[Stored dataset items]
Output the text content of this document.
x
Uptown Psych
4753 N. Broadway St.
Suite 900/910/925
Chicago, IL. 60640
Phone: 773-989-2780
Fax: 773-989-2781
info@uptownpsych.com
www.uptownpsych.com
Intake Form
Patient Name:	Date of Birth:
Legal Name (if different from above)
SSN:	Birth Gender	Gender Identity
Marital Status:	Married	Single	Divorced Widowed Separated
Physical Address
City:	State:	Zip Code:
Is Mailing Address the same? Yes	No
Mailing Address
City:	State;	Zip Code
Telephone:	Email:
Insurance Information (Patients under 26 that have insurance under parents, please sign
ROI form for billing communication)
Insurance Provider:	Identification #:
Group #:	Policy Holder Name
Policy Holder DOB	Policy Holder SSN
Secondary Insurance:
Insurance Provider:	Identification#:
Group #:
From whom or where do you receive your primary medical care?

...

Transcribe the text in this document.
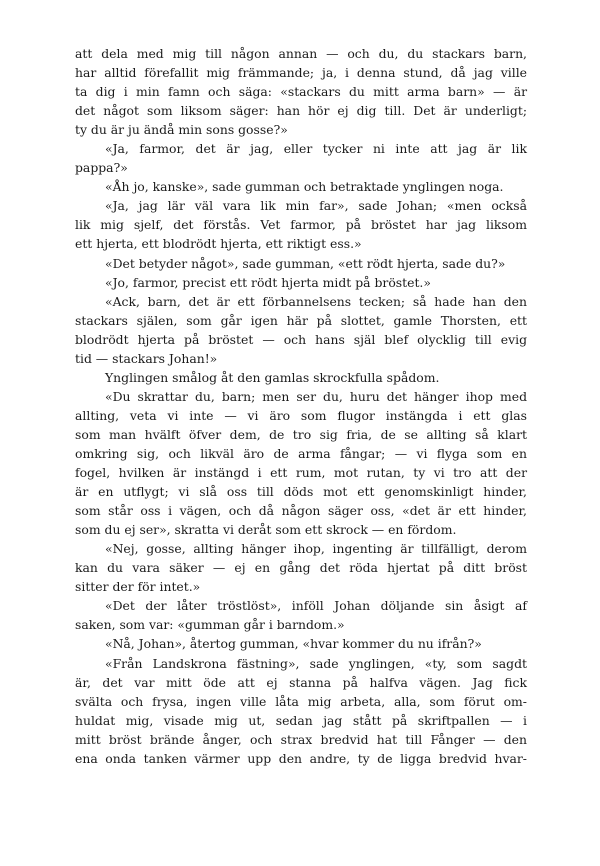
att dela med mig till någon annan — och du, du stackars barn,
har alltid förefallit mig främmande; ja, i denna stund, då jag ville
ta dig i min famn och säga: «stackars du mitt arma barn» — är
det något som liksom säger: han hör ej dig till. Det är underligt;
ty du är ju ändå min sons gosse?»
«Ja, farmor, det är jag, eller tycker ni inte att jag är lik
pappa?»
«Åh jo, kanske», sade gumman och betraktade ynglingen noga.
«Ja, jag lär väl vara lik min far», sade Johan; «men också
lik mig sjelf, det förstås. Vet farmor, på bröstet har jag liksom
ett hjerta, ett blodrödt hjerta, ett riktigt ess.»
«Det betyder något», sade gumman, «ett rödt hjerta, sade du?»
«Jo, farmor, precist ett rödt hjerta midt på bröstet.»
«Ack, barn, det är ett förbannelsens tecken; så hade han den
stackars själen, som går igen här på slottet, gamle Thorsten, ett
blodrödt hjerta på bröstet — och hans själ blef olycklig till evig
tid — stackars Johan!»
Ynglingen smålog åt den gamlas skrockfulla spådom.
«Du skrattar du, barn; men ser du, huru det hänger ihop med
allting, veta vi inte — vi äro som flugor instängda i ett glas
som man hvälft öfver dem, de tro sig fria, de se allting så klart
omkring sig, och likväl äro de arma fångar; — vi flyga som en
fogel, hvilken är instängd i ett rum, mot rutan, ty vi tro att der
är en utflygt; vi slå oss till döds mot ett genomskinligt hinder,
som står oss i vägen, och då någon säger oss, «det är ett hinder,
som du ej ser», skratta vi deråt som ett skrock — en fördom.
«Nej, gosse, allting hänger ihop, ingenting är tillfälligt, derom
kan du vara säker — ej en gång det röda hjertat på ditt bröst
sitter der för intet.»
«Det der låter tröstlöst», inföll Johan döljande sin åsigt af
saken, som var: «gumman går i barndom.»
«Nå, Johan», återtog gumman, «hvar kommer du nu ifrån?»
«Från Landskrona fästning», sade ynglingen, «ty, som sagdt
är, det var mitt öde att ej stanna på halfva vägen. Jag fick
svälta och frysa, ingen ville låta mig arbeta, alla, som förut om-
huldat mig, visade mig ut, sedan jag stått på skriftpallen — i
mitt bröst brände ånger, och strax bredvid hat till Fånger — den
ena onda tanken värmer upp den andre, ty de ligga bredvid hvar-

...

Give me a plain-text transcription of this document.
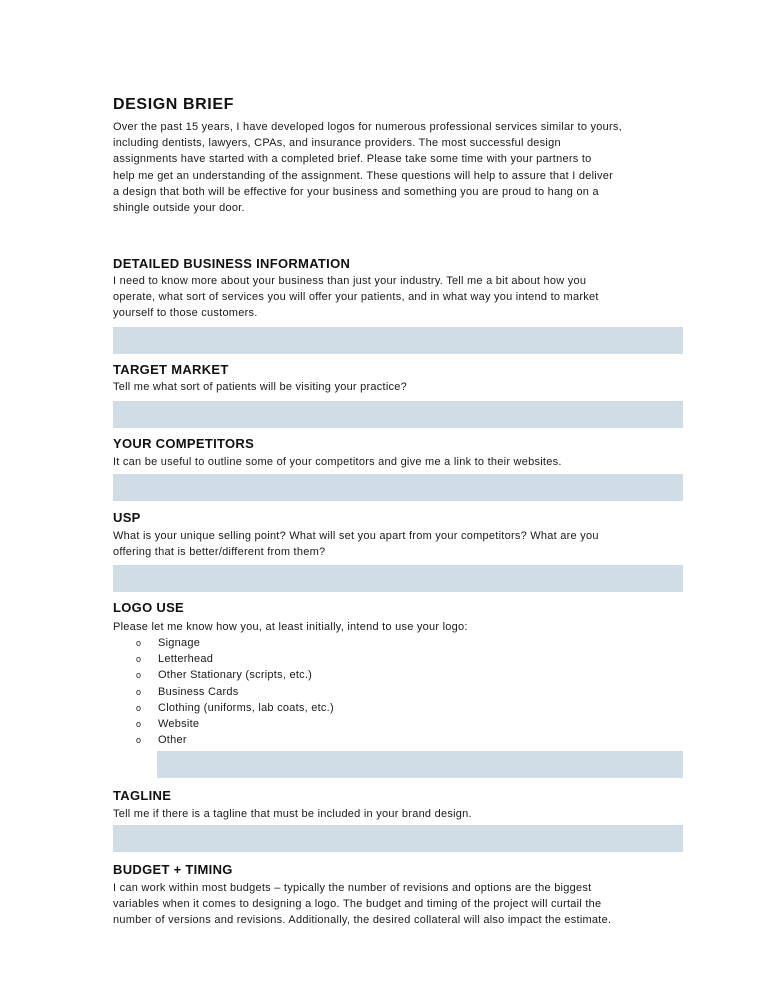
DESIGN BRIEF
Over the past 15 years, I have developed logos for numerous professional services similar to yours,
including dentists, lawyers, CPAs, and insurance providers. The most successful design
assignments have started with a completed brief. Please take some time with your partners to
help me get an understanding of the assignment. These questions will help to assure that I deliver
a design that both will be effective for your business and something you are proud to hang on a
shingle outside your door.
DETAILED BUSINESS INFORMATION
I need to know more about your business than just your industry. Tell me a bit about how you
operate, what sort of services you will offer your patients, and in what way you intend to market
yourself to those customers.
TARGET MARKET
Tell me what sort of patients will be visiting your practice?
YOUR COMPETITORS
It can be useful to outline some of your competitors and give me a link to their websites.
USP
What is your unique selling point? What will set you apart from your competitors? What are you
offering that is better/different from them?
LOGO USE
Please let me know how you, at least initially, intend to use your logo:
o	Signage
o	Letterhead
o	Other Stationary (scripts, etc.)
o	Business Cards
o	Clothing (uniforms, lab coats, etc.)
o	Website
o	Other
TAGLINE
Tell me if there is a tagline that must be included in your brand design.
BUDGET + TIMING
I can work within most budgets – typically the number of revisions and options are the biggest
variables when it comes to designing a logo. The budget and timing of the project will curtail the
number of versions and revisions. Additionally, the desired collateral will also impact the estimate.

__Exercise directions__
Each line above that has the word "Birth" must be copied.

__Exercise output__
Patient Name:	Date of Birth:
SSN:	Birth Gender	Gender Identity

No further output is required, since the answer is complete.